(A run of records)
>>>>

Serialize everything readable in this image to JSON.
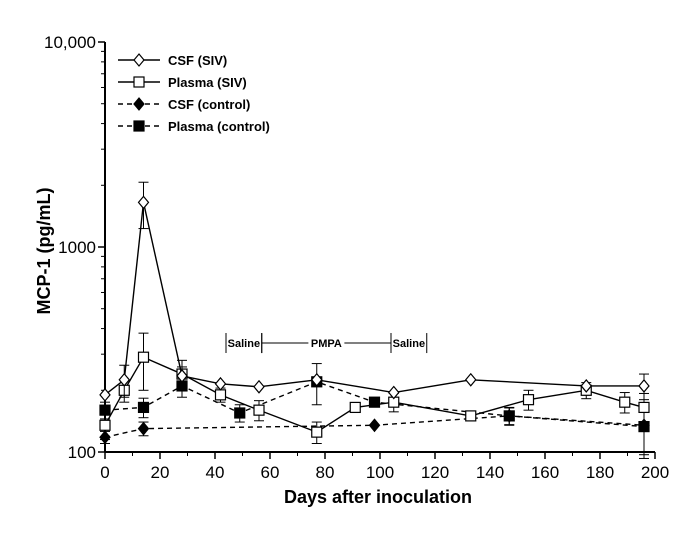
{
  "chart_data": {
    "type": "line",
    "xlabel": "Days after inoculation",
    "ylabel": "MCP-1 (pg/mL)",
    "xlim": [
      0,
      200
    ],
    "ylim": [
      100,
      10000
    ],
    "yscale": "log",
    "grid": false,
    "legend_position": "top-left",
    "x_ticks": [
      0,
      20,
      40,
      60,
      80,
      100,
      120,
      140,
      160,
      180,
      200
    ],
    "y_ticks": [
      100,
      1000,
      10000
    ],
    "y_tick_labels": [
      "100",
      "1000",
      "10,000"
    ],
    "series": [
      {
        "name": "CSF (SIV)",
        "marker": "diamond-open",
        "line": "solid",
        "x": [
          0,
          7,
          14,
          28,
          42,
          56,
          77,
          105,
          133,
          175,
          196
        ],
        "y": [
          190,
          225,
          1650,
          235,
          215,
          208,
          225,
          195,
          225,
          210,
          210
        ],
        "err": [
          0,
          40,
          420,
          25,
          0,
          0,
          0,
          0,
          0,
          0,
          30
        ]
      },
      {
        "name": "Plasma (SIV)",
        "marker": "square-open",
        "line": "solid",
        "x": [
          0,
          7,
          14,
          28,
          42,
          56,
          77,
          91,
          105,
          133,
          154,
          175,
          189,
          196
        ],
        "y": [
          135,
          200,
          290,
          240,
          190,
          160,
          125,
          165,
          175,
          150,
          180,
          200,
          175,
          165
        ],
        "err": [
          20,
          25,
          90,
          40,
          15,
          18,
          15,
          0,
          18,
          0,
          20,
          18,
          20,
          28
        ]
      },
      {
        "name": "CSF (control)",
        "marker": "diamond-filled",
        "line": "dashed",
        "x": [
          0,
          14,
          98,
          147,
          196
        ],
        "y": [
          118,
          130,
          135,
          150,
          135
        ],
        "err": [
          8,
          10,
          0,
          14,
          38
        ]
      },
      {
        "name": "Plasma (control)",
        "marker": "square-filled",
        "line": "dashed",
        "x": [
          0,
          14,
          28,
          49,
          77,
          98,
          147,
          196
        ],
        "y": [
          160,
          165,
          210,
          155,
          220,
          175,
          150,
          133
        ],
        "err": [
          15,
          18,
          25,
          15,
          50,
          0,
          15,
          40
        ]
      }
    ],
    "annotations": [
      {
        "text": "Saline",
        "x_start": 44,
        "x_end": 57
      },
      {
        "text": "PMPA",
        "x_start": 57,
        "x_end": 104
      },
      {
        "text": "Saline",
        "x_start": 104,
        "x_end": 117
      }
    ],
    "annotation_y": 340
  }
}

<<<<

PROBLEM STATEMENT: In the entries above, count each line that holds "open". Give the total and nothing else.

ANSWER FOR THE TASK: 2